#### GIVEN DATA:
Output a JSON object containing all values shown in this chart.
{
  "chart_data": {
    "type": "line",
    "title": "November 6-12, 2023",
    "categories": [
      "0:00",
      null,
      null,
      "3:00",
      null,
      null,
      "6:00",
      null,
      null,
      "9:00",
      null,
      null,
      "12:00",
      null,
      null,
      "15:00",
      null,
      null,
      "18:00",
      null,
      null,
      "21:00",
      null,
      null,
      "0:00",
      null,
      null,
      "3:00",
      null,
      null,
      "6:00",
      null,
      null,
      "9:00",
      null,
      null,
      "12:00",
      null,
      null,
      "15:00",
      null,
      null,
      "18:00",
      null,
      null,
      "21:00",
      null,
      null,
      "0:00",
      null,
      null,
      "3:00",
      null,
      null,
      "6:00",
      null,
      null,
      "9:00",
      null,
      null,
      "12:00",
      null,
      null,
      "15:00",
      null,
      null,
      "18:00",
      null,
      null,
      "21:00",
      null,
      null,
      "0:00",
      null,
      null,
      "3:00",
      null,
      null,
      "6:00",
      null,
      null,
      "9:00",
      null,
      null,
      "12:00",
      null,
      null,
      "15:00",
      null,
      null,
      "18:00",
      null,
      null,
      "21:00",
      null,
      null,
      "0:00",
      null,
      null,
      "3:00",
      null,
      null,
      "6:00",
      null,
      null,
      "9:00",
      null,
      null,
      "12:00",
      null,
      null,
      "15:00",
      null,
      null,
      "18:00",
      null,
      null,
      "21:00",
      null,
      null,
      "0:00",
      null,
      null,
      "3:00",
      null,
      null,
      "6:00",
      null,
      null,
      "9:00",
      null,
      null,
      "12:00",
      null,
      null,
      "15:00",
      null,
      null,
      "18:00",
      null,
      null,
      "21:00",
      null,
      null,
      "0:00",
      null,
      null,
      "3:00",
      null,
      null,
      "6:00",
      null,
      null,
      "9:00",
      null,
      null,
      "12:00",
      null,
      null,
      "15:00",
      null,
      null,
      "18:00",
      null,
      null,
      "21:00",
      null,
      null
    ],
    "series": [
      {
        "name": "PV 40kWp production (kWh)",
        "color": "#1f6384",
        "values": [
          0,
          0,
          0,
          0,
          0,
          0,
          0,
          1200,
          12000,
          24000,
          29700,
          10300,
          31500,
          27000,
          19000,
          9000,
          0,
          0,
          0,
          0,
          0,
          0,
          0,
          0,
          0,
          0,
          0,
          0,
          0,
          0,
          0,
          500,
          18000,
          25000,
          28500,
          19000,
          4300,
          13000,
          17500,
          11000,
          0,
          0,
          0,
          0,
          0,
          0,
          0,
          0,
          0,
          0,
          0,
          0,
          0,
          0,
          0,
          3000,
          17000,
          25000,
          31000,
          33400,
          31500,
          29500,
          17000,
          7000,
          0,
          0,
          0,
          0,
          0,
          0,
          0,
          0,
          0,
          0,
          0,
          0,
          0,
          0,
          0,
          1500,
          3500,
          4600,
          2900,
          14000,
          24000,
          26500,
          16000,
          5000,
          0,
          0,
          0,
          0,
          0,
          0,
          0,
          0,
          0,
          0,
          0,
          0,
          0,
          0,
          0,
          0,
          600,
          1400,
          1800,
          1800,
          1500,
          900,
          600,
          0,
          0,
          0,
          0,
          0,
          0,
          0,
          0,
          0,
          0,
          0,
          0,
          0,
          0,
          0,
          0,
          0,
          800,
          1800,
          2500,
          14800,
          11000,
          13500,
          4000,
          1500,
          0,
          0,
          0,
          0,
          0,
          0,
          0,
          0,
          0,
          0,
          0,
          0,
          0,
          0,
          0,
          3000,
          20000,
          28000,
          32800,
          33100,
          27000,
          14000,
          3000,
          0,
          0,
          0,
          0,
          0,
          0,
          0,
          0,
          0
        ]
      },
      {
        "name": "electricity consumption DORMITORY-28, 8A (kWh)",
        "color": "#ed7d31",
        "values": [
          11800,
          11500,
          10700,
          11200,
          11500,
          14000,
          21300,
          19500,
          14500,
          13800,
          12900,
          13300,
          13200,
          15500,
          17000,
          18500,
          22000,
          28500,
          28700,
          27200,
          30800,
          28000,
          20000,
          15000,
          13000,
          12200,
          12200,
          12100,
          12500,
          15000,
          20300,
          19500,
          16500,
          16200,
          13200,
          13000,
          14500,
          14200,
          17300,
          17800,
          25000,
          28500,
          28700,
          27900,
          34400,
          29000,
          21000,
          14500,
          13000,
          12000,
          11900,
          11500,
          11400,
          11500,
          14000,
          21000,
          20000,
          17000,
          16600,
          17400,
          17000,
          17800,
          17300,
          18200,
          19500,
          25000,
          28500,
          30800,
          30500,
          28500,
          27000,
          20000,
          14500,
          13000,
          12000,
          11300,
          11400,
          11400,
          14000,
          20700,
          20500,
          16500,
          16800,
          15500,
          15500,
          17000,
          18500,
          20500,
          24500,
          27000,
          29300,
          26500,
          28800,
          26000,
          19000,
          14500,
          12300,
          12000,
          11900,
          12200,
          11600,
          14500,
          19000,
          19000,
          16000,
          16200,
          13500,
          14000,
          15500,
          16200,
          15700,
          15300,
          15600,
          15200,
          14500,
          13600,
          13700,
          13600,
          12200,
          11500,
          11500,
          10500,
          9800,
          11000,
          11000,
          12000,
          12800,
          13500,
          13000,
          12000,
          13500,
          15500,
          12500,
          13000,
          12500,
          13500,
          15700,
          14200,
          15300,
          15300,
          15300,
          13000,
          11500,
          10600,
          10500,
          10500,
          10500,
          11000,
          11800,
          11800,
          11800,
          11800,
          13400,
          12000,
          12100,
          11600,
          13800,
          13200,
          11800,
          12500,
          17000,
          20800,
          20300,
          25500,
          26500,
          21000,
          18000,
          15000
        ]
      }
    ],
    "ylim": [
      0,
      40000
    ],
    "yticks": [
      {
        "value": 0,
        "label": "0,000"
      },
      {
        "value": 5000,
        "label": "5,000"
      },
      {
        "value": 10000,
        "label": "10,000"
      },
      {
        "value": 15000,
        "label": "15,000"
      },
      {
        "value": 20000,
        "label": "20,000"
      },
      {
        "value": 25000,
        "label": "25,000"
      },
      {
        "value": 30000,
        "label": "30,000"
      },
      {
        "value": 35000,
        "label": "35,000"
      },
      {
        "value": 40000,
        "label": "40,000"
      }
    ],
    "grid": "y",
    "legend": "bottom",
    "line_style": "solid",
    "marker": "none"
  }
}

#### WRITTEN TASK:
Identify each line in the records above containing the word "name"; copy those lines.

#### IN RESPONSE:
        "name": "PV 40kWp production (kWh)",
        "name": "electricity consumption DORMITORY-28, 8A (kWh)",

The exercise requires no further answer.